> _Schriftliche Aufgabe_
Wie könnte der Bericht über den Wechsel von Stefan Conrad und Kai Stockfisch zu den Marburg Mercenaries weitergehen? Setze ihn im selben Ton nach seinem letzten Satz fort.

> _Ausgewählter Auszug_
Bielefeld. Vor 14 Tagen saß er noch bei Günter Jauch in der Show "Wer wird Millionär?" auf dem heißen Stuhl, jetzt versucht er auf andere Art sein Glück und wechselt in die GFL 1: Stefan Conrad, seit 2006 bei den Bielefeld Bulldogs, geht gemeinsam mit seinem "Buddie" Kai Stockfisch zum Süd-Erstligisten Marburg Mercenaries.
Am Montag teilten die beiden der Klubführung, Coach Willie Robinson und der Fanbase ihre Entscheidung mit und baten alle Beteiligten um Verständnis. "Es war immer mein Traum, einmal in der ersten Liga zu spielen. Dass ich diese Möglichkeit im Spätherbst meiner Footballkarriere noch bekomme, ist einfach nur der Wahnsinn", sagt der 37-jährige Conrad. Jeder habe ihm zugeraten, diese Chance wahrzunehmen - allen voran sein amerikanischer Freund und Ex-Bulldogs-Quarterback Chase Vogler: "Von ihm habe ich den kurzen, aber prägnanten Rat 'Just do it' (Mach's einfach) bekommen", erzählt der selbstständige IT-Experte.
»Die Mercenaries haben mich voll überzeugt«
Das Bulldogs-Duo stürzt sich allerdings nicht unüberlegt und aus dem Bauch heraus in das Abenteuer GFL 1, sondern hat die Dinge lange abgewogen. "Ich hatte sogar mehrere Angebote, aber die Rahmenbedingungen in Marburg und die professionelle Art und Weise, wie die Mercenaries auf mich zugekommen sind, haben mich total voll überzeugt", erklärt Conrad. Den letzten Ausschlag gab schließlich, dass Marburg vor 14 Tagen Dale Heffron, den früheren Erfolgstrainer der Bulldogs, als neuen Headcoach vorstellte: "Da wusste ich natürlich noch ein Stück weit mehr, was mich da erwartet."

> _Bereitgestellte Daten_
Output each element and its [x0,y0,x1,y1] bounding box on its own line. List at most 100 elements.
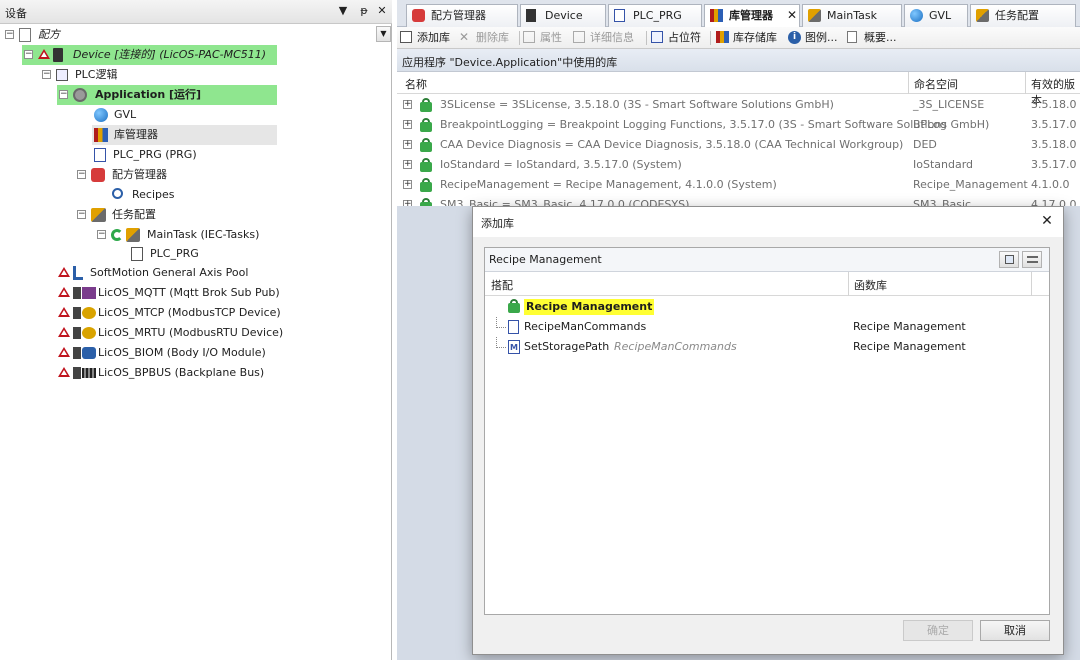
tree-item-axis-pool[interactable]: SoftMotion General Axis Pool [58,263,318,283]
list-view-button[interactable] [1022,251,1042,268]
result-row[interactable]: RecipeManCommands Recipe Management [485,317,1049,337]
tree-item-recipe-root[interactable]: − 配方 [0,25,300,45]
legend-button[interactable]: i 图例... [788,30,838,46]
delete-library-button[interactable]: ✕ 删除库 [459,30,509,46]
error-warning-icon [58,267,70,277]
tab-gvl[interactable]: GVL [904,4,968,27]
tree-item-plc-logic[interactable]: − PLC逻辑 [40,65,240,85]
library-repository-button[interactable]: 库存储库 [716,30,777,46]
toolbar-separator [646,31,647,45]
expand-icon[interactable]: + [403,200,412,206]
summary-button[interactable]: 概要... [847,30,897,46]
pane-close-button[interactable]: ✕ [375,4,389,18]
library-table: 名称 命名空间 有效的版本 + 3SLicense = 3SLicense, 3… [397,72,1080,206]
collapse-icon[interactable]: − [97,230,106,239]
add-library-button[interactable]: 添加库 [400,30,450,46]
tree-item-library-manager[interactable]: 库管理器 [92,125,277,145]
tree-item-main-task[interactable]: − MainTask (IEC-Tasks) [95,225,295,245]
table-row[interactable]: + IoStandard = IoStandard, 3.5.17.0 (Sys… [397,155,1080,175]
tab-recipe-manager[interactable]: 配方管理器 [406,4,518,27]
placeholder-button[interactable]: 占位符 [651,30,701,46]
search-input[interactable]: Recipe Management [489,253,889,267]
column-header-match[interactable]: 搭配 [491,277,513,293]
tree-dropdown-button[interactable]: ▼ [376,26,391,42]
tree-item-recipes[interactable]: Recipes [112,185,272,205]
dialog-close-button[interactable]: ✕ [1038,212,1056,230]
collapse-icon[interactable]: − [77,170,86,179]
details-button[interactable]: 详细信息 [573,30,634,46]
library-name: 3SLicense = 3SLicense, 3.5.18.0 (3S - Sm… [440,98,834,111]
expand-icon[interactable]: + [403,180,412,189]
tree-item-application[interactable]: − Application [运行] [57,85,277,105]
collapse-icon[interactable]: − [77,210,86,219]
table-row[interactable]: + CAA Device Diagnosis = CAA Device Diag… [397,135,1080,155]
tree-item-device[interactable]: − Device [连接的] (LicOS-PAC-MC511) [22,45,277,65]
cancel-button[interactable]: 取消 [980,620,1050,641]
expand-icon[interactable]: + [403,160,412,169]
tree-item-plc-prg[interactable]: PLC_PRG (PRG) [94,145,274,165]
ok-button[interactable]: 确定 [903,620,973,641]
column-separator[interactable] [1031,272,1032,296]
pane-dropdown-button[interactable]: ▼ [336,4,350,18]
tree-item-label: LicOS_BPBUS (Backplane Bus) [98,366,265,379]
toolbar-label: 概要... [864,31,897,44]
tab-library-manager[interactable]: 库管理器 ✕ [704,4,800,28]
category-view-button[interactable] [999,251,1019,268]
library-panel-header: 应用程序 "Device.Application"中使用的库 [397,49,1080,72]
expand-icon[interactable]: + [403,120,412,129]
expand-icon[interactable]: + [403,100,412,109]
collapse-icon[interactable]: − [42,70,51,79]
tree-item-recipe-manager[interactable]: − 配方管理器 [75,165,255,185]
tree-item-label: 任务配置 [112,208,156,221]
tab-device[interactable]: Device [520,4,606,27]
toolbar-label: 图例... [805,31,838,44]
tree-item-mtcp[interactable]: LicOS_MTCP (ModbusTCP Device) [58,303,338,323]
pane-pin-button[interactable]: ᵽ [357,4,371,18]
tree-item-task-plc-prg[interactable]: PLC_PRG [131,244,271,264]
lock-icon [420,198,432,206]
column-header-namespace[interactable]: 命名空间 [914,76,958,92]
devices-pane-header: 设备 ▼ ᵽ ✕ [0,0,392,24]
tree-item-label: PLC_PRG [150,247,199,260]
collapse-icon[interactable]: − [5,30,14,39]
collapse-icon[interactable]: − [59,90,68,99]
tab-task-config[interactable]: 任务配置 [970,4,1076,27]
table-row[interactable]: + SM3_Basic = SM3_Basic, 4.17.0.0 (CODES… [397,195,1080,206]
library-version: 3.5.17.0 [1031,118,1077,131]
result-row[interactable]: M SetStoragePath RecipeManCommands Recip… [485,337,1049,357]
tree-item-mrtu[interactable]: LicOS_MRTU (ModbusRTU Device) [58,323,338,343]
tree-item-label: Application [运行] [95,88,202,101]
column-separator[interactable] [1025,72,1026,94]
column-separator[interactable] [848,272,849,296]
tree-item-task-config[interactable]: − 任务配置 [75,205,255,225]
tab-label: Device [545,9,583,22]
tab-plc-prg[interactable]: PLC_PRG [608,4,702,27]
result-row[interactable]: Recipe Management [485,297,1049,317]
table-row[interactable]: + 3SLicense = 3SLicense, 3.5.18.0 (3S - … [397,95,1080,115]
tab-label: MainTask [827,9,877,22]
column-header-name[interactable]: 名称 [405,76,427,92]
program-call-icon [131,247,143,261]
toolbar-label: 添加库 [417,31,450,44]
properties-button[interactable]: 属性 [523,30,562,46]
tree-item-label: MainTask (IEC-Tasks) [147,228,260,241]
column-separator[interactable] [908,72,909,94]
tab-close-icon[interactable]: ✕ [787,5,797,26]
tree-item-label: PLC逻辑 [75,68,118,81]
task-icon [126,228,140,242]
tree-item-gvl[interactable]: GVL [94,105,274,125]
collapse-icon[interactable]: − [24,50,33,59]
tab-main-task[interactable]: MainTask [802,4,902,27]
column-header-library[interactable]: 函数库 [854,277,887,293]
application-gear-icon [73,88,87,102]
dialog-title: 添加库 [481,217,514,230]
expand-icon[interactable]: + [403,140,412,149]
error-warning-icon [58,327,70,337]
tree-item-bpbus[interactable]: LicOS_BPBUS (Backplane Bus) [58,363,338,383]
table-row[interactable]: + BreakpointLogging = Breakpoint Logging… [397,115,1080,135]
tree-item-mqtt[interactable]: LicOS_MQTT (Mqtt Brok Sub Pub) [58,283,338,303]
tree-item-biom[interactable]: LicOS_BIOM (Body I/O Module) [58,343,338,363]
tree-item-label: 配方 [38,28,60,41]
toolbar-label: 删除库 [476,31,509,44]
table-row[interactable]: + RecipeManagement = Recipe Management, … [397,175,1080,195]
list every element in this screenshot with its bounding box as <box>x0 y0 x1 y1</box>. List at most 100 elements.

> _Lösung der Aufgabe_
Noch vor dem ersten Training schwärmt der D-Liner von den Gegebenheiten in seiner neuen sportlichen Heimat. "Den Mercenaries stehen zum Training zwei Kunstrasenplätze zur Verfügung", berichtet Conrad, der sich deshalb zum ersten Mal seit zehn Jahren wieder ein paar Multinoppenschuhe gekauft hat. Der Belag komme ihm als "altem Sack" enorm entgegen: "Das Verletzungsrisiko ist einfach viel geringer als auf dem Stoppelacker an der Radrennbahn." Ab Januar werden Stockfisch und Conrad zweimal wöchentlich nach Nordhessen pendeln, knapp zwei Stunden Fahrt, "die Kai und ich auf einer Backe absitzen werden", so Conrad.
Verein und Headcoach waren im Übrigen die ganze Zeit über einen möglichen Wechsel der beiden Leistungsträger informiert. "Du erzählst mir wirklich keine Neuigkeiten", sagt Willie Robinson, der den Abgang des Duos zwar sportlich nimmt ("Ist doch klar, dass die beiden sich das nicht entgehen lassen wollen"), trotzdem aber einen "schweren Verlust" konstatiert. Conrad sei zwar noch ansatzweise zu ersetzen ("Mir schwebt da schon die eine oder andere Lösung vor"), doch bei Stockfisch werde es enorm schwierig. "Kai ist ein besonderer Spieler mit speziellen Fähigkeiten, die du so schnell bei keinem anderen findest", meint der Headcoach: Um einen Lineman wie Stockfisch zu finden. müsse man sich auf die Suche nach der berühmten Nadel im Heuhaufen begeben. Ob damit der Fall eingetreten sei, in dem man in den USA oder dem europäischen Ausland nach adäquatem Ersatz suchen müsse, wollte Robinson nicht bestätigen.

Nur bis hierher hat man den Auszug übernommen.